= To be done =
Every line containing the word "xlabel" needs to be found and copied.

(Entries taken from a collection)
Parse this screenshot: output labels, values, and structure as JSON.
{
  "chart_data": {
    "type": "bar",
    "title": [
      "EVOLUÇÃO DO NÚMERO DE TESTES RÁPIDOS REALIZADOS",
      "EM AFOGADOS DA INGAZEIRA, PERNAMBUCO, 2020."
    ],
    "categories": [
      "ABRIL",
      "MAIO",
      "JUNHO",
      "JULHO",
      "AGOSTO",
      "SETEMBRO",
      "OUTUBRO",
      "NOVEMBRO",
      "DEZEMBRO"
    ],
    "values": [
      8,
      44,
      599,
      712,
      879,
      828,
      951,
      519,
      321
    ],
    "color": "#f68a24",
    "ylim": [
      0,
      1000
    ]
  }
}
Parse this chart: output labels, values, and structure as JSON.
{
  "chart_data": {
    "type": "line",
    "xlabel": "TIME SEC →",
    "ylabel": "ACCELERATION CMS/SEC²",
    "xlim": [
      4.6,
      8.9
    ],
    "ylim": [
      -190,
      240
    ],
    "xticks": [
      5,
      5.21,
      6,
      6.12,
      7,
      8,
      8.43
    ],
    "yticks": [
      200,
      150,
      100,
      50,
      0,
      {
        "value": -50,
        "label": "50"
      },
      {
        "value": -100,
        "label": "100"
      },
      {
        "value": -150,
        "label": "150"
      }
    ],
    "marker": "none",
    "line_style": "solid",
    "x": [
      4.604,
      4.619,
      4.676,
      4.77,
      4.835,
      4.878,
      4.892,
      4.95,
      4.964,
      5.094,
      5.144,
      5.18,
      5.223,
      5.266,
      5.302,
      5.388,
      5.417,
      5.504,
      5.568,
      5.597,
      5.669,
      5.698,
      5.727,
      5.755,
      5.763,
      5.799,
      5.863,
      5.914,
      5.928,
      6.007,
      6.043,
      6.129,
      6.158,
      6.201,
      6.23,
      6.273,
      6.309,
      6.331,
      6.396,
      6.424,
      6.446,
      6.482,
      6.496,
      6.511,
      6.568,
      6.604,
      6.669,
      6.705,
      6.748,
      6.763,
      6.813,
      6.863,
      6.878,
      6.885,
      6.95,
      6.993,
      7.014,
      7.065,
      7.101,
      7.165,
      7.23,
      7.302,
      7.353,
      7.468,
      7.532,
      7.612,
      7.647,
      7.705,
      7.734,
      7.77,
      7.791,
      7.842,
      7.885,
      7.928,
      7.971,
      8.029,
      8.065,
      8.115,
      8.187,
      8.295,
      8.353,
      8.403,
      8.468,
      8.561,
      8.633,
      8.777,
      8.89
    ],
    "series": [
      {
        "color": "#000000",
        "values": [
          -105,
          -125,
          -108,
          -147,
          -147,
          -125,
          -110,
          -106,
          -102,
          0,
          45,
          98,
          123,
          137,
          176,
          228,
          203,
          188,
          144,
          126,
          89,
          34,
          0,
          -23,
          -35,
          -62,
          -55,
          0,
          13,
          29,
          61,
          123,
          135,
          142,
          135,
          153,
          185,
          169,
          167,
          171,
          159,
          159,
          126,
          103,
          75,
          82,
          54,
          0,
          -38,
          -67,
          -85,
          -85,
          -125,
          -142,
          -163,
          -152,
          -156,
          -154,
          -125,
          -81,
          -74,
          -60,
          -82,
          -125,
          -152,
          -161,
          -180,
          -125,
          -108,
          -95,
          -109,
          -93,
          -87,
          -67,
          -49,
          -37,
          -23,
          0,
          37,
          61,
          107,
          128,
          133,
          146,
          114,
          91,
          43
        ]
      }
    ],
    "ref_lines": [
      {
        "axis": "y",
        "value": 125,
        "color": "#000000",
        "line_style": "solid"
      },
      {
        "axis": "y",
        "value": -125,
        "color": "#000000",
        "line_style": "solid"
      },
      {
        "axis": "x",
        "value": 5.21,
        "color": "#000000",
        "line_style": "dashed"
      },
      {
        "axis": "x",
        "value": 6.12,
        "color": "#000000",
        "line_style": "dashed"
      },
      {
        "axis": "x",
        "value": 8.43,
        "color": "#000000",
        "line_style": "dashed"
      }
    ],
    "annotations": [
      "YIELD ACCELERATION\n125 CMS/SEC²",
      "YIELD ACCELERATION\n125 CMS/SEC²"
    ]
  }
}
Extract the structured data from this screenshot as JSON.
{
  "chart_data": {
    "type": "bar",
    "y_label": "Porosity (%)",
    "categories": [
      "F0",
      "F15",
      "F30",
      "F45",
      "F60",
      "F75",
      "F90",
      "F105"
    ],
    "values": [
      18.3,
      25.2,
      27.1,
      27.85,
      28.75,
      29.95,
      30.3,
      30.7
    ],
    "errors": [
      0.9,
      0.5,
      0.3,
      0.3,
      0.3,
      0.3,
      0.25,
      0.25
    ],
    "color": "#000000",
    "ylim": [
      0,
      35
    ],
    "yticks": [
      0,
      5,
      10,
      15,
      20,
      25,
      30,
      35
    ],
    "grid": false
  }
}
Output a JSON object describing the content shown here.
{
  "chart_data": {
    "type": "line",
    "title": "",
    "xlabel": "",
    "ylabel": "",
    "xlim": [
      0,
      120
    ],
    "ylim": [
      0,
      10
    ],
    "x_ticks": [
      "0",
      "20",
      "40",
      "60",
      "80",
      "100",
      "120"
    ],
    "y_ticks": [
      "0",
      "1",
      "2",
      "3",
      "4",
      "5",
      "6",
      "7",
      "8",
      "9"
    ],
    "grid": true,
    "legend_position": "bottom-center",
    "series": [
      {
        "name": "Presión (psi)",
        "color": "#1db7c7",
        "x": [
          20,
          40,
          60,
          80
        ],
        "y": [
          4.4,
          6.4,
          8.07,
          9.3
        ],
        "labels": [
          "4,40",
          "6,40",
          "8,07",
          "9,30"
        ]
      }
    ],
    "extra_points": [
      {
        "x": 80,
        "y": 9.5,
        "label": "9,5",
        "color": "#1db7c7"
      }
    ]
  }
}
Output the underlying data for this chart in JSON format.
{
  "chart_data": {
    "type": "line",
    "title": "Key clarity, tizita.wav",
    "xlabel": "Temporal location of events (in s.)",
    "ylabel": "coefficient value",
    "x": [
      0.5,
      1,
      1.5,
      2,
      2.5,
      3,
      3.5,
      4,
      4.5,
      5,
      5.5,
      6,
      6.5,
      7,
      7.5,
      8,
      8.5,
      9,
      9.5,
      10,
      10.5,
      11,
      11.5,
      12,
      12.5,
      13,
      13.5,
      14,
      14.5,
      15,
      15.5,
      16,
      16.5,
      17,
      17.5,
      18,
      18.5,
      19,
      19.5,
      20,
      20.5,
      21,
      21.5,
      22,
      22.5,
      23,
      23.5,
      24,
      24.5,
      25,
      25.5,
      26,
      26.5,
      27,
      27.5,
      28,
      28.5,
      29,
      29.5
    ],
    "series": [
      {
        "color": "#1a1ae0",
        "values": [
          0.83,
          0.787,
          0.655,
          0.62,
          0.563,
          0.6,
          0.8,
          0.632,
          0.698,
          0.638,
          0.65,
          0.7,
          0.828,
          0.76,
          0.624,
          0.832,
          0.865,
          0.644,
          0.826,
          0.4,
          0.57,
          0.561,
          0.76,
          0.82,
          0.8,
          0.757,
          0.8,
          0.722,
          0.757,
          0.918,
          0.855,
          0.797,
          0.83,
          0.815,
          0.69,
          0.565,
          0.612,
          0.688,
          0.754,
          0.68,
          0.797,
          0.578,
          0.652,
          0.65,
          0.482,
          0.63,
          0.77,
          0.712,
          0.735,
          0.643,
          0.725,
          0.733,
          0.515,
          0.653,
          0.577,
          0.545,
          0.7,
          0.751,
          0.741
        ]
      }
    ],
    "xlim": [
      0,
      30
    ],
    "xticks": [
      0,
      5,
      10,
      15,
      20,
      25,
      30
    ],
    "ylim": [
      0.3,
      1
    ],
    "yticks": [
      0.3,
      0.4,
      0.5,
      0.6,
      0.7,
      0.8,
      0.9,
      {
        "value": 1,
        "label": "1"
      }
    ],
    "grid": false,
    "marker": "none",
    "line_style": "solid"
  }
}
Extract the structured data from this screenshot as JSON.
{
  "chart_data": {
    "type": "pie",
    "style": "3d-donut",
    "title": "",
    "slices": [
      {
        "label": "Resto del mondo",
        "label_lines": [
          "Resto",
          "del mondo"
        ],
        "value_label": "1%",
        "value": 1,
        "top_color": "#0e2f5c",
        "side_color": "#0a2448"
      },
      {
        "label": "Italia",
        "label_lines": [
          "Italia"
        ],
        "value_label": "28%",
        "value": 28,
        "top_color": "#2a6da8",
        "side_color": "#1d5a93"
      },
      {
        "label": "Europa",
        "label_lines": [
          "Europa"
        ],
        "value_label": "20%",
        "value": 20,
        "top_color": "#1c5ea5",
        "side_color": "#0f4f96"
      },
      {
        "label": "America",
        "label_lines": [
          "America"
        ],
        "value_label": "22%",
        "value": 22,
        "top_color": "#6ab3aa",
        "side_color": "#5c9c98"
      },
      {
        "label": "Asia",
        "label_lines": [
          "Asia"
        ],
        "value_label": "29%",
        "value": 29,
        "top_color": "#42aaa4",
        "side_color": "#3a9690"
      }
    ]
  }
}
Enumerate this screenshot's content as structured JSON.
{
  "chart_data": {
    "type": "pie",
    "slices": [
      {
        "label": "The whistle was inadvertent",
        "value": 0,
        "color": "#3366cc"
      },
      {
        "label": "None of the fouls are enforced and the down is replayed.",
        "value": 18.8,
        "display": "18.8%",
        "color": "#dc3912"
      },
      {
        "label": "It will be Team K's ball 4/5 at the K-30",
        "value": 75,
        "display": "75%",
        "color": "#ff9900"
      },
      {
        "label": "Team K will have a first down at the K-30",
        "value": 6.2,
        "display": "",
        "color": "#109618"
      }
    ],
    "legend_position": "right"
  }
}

= Exercise output =
    "xlabel": "TIME SEC →",
    "xlabel": "",
    "xlabel": "Temporal location of events (in s.)",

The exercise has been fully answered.